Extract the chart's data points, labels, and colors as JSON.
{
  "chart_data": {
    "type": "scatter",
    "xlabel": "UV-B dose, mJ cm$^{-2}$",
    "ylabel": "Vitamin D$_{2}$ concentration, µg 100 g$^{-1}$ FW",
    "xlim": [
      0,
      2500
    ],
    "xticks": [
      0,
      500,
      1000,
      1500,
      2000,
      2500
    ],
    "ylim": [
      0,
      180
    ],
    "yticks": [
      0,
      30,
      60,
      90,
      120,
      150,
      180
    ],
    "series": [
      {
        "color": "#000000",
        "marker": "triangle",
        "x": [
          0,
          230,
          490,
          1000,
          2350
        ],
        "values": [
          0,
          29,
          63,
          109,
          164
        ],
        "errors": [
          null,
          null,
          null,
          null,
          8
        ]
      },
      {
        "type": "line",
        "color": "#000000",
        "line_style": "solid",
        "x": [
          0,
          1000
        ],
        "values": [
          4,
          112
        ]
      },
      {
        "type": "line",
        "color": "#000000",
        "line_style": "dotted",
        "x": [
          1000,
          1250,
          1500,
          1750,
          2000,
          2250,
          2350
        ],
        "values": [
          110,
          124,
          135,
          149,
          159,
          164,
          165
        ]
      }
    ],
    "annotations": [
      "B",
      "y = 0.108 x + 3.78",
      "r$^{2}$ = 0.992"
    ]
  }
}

------

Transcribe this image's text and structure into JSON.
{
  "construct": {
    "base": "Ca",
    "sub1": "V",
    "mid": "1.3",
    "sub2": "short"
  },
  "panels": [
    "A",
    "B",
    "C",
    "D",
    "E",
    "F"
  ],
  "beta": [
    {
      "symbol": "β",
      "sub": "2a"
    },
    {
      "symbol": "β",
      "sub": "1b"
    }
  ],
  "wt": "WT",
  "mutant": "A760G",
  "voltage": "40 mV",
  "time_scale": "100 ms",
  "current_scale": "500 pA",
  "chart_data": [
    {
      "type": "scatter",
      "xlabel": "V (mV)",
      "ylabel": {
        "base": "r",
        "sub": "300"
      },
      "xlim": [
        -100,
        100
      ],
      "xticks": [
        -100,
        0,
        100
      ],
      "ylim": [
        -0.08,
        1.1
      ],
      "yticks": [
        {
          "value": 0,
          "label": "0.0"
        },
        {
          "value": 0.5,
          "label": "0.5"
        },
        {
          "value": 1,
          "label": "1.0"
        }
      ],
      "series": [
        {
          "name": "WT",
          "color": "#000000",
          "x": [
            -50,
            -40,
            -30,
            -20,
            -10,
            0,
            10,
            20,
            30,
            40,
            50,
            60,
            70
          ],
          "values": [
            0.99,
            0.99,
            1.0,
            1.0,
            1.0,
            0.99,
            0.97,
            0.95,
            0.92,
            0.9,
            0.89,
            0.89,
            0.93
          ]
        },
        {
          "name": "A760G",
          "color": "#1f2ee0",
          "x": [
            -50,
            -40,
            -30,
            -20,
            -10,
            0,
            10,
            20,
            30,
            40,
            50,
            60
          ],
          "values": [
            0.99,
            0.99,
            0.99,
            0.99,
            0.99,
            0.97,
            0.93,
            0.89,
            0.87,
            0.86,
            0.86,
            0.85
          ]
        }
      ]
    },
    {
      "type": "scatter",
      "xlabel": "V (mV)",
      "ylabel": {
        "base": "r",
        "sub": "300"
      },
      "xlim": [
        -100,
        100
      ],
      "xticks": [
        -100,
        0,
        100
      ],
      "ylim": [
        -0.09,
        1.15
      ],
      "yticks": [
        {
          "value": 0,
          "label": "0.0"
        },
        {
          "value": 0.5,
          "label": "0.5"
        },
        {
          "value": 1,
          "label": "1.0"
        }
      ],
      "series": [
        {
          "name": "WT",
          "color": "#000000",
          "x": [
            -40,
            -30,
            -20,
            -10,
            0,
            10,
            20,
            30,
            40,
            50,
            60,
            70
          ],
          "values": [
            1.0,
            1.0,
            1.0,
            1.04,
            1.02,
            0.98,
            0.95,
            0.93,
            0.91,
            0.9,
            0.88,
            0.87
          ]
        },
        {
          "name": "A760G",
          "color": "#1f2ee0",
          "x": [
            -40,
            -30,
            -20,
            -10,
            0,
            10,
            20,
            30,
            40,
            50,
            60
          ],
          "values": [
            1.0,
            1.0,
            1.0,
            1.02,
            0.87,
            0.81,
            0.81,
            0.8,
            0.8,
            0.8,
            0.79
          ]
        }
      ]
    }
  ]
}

------

**Written task:** Find the word "JSON" in the entries above and gather every line that holds it.

**The reply:**
Extract the chart's data points, labels, and colors as JSON.
Transcribe this image's text and structure into JSON.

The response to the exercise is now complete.